··· TEXTAUSZUG
Aber die Frage warum ich nach diesem Gedichtband gegriffen habe, ist noch offen und ich glaube es liegt an Alice. An Alice hinter den Spiegel, im Wunderland, von Lewis Carroll. Diese Geschichte gehört noch immer zu den liebsten Geschichten aus meiner Kindheit und es war der Titel, den Mirko Bonné für seine Verssammlung gewählt hat, nicht die Wespe, der mich gelockt hat. 

Das Spiel mit der Mehrdeutigkeit ist genau mein Ding und jetzt greife ich einmal vor, wenn Sprache so eingesetzt wird wie hier feiere ich was sie in uns auslöst. Die inneren Tsunamis und auch die sanften Wellen, die Macht, die Worte über uns haben, auch die, die unausgesprochen zwischen Sätzen stehen. Besonders sie. Das, was wir zu hören meinen, wenn uns jemand anschweigt.

Mirko Bonné, geboren 1965 in Tegernsee, lebt als Schriftsteller und Übersetzer in Hamburg. Mehrfach nominiert für den Deutschen Buchpreis, ausgezeichnet mit diversen anderen Preisen, die die Vielfältigkeit seines Schaffens dokumentieren, mit dieser Gedichtsammlung starte ich in sein lyrisches Schreiben. Von seinen Romanen habe ich bislang Seeland, Schneeland gelesen und besprochen und ich war neugierig auf diese Facette, bedanke mich beim Team von Schöffling & Co. für das Besprechungsexemplar und das ich sie entdecken durfte.

Es hat Langgedichte, einige strecken sich über mehrere Seiten, andere sind kurz, halten sich im Zaum, kommen auf den Punkt. Er zieht alle Register, denke ich, der Mirko Bonné, kennt diese Klaviatur des Dichtens gut und nutzt sie. Benennt das Schweigen der Großeltern, beschreibt poetisch wie selektiv ihre Wahrnehmung gewesen ist. Blühende Birnbäume sah man auch im Krieg, aber das was man jüdischen Nachbarn antat. Das nicht.
······
··· VORLIEGENDE EINTRÄGE
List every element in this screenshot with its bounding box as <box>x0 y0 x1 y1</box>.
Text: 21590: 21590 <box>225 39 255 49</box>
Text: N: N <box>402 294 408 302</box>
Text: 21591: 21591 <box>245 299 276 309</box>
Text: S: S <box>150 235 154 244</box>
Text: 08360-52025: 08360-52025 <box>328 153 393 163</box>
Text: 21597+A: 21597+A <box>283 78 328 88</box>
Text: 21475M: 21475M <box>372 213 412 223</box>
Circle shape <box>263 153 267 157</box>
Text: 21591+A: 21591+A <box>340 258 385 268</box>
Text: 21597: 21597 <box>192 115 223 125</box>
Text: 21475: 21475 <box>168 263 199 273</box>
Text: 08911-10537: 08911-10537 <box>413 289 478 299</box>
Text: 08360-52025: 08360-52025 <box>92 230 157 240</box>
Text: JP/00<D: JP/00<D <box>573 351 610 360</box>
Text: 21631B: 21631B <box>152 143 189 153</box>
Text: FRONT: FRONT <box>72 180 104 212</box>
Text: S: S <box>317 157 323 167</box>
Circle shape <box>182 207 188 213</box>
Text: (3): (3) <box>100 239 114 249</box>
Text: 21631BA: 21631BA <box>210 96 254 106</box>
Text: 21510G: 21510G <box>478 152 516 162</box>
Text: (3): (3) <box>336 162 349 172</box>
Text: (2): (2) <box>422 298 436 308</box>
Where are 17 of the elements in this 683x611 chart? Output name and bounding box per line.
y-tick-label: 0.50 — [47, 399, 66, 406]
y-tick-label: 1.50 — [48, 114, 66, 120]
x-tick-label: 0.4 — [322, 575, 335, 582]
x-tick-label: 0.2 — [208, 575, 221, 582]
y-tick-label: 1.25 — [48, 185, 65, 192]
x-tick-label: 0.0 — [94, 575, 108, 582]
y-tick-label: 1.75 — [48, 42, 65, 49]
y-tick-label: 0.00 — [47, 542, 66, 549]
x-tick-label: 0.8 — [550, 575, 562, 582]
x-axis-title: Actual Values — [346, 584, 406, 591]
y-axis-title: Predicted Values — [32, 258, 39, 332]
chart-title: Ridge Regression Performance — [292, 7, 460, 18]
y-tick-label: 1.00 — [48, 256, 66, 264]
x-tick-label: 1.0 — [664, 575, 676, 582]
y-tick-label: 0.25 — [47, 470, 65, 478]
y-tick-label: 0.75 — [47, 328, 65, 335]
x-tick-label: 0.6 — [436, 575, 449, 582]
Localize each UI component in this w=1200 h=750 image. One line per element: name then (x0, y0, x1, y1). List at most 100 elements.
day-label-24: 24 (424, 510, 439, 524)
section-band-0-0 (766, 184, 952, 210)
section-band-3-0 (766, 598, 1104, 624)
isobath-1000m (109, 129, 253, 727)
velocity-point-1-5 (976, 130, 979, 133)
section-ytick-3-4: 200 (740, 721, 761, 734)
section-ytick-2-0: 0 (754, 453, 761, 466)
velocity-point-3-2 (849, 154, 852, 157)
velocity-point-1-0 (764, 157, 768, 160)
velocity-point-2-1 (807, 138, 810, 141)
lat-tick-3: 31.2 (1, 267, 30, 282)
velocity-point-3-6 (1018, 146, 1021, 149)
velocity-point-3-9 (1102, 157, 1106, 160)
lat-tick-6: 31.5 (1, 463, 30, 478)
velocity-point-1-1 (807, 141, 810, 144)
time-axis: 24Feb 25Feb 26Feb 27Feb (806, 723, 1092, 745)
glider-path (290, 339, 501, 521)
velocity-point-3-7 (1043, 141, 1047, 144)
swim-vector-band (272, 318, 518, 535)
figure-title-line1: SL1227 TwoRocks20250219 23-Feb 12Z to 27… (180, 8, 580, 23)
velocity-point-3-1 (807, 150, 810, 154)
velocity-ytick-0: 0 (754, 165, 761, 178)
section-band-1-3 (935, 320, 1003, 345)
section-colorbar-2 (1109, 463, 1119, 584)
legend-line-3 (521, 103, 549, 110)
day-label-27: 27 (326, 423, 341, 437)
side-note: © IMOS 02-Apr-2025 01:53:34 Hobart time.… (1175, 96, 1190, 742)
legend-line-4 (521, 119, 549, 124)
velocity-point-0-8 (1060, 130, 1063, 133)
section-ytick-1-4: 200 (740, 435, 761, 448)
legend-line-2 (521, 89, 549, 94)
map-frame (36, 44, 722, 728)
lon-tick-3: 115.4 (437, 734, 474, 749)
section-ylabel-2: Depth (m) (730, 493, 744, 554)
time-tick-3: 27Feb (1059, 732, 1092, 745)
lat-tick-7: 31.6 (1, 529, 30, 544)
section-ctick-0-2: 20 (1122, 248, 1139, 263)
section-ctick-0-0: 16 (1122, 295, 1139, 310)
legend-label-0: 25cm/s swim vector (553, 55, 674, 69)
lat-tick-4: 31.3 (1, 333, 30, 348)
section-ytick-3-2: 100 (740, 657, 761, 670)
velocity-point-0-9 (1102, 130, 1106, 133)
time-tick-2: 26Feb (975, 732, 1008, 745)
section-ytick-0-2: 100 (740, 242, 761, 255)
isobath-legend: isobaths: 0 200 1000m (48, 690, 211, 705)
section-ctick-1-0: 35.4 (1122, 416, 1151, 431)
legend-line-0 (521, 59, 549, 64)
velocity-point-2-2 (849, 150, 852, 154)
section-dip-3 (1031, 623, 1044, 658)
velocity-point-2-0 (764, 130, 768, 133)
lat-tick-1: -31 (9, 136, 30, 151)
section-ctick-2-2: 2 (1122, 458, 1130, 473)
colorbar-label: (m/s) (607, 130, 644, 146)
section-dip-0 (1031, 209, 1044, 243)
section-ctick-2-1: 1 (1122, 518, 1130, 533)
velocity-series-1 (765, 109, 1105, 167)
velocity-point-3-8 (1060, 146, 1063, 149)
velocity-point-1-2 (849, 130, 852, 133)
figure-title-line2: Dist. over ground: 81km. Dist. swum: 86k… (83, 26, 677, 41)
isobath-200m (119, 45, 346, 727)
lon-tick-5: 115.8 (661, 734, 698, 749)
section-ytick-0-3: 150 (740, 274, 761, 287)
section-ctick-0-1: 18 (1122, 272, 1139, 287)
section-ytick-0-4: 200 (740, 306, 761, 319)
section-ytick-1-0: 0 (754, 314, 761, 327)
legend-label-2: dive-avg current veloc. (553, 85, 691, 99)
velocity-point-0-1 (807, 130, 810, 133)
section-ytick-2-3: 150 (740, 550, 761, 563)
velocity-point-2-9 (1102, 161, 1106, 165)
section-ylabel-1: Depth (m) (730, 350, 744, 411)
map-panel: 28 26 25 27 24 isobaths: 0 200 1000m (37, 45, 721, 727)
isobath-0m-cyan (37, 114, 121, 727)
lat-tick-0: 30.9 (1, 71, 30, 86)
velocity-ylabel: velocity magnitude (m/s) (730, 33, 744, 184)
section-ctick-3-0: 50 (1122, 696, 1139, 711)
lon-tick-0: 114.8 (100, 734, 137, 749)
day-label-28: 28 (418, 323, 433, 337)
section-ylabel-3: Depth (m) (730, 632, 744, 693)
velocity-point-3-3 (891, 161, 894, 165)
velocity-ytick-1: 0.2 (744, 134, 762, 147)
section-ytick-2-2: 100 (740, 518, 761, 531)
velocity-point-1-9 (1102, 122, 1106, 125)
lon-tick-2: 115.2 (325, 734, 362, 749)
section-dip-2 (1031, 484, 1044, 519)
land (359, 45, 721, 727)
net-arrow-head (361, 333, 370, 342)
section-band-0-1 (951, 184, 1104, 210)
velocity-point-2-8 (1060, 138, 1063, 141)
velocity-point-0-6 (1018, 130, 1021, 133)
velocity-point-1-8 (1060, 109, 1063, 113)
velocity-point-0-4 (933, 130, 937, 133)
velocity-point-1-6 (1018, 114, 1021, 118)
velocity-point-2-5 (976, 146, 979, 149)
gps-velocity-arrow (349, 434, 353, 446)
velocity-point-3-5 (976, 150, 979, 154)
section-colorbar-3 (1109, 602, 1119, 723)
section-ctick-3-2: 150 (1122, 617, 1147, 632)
······
**ZU LÖSENDE AUFGABEN:**
A – Kopiere aus der Rezension den Abschnitt zwischen „Es hat Langgedichte, einige“ und „antat. Das nicht.“, beide eingeschlossen, Wort für Wort.
B – Entscheide anhand der Rezension, ob die folgenden Aussagen zutreffen: (i) Mirko Bonné wurde 1965 in Tegernsee geboren. (ii) Zu dem Gedichtband lockte die Wespe und nicht der Titel. (iii) Alle Gedichte der Sammlung sind kurz. Antworte jeweils mit Ja oder Nein und führe die ausschlaggebenden Worte der Rezension wörtlich an.
Die Zeilen stammen aus einer anderen Quelle als die Rezension.

**LÖSUNGEN JE AUFGABE:**
A –
Es hat Langgedichte, einige strecken sich über mehrere Seiten, andere sind kurz, halten sich im Zaum, kommen auf den Punkt. Er zieht alle Register, denke ich, der Mirko Bonné, kennt diese Klaviatur des Dichtens gut und nutzt sie. Benennt das Schweigen der Großeltern, beschreibt poetisch wie selektiv ihre Wahrnehmung gewesen ist. Blühende Birnbäume sah man auch im Krieg, aber das was man jüdischen Nachbarn antat. Das nicht.

B –
(i) Ja: „geboren 1965 in Tegernsee“
(ii) Nein: „es war der Titel, den Mirko Bonné für seine Verssammlung gewählt hat, nicht die Wespe, der mich gelockt hat“
(iii) Nein: „Es hat Langgedichte, einige strecken sich über mehrere Seiten“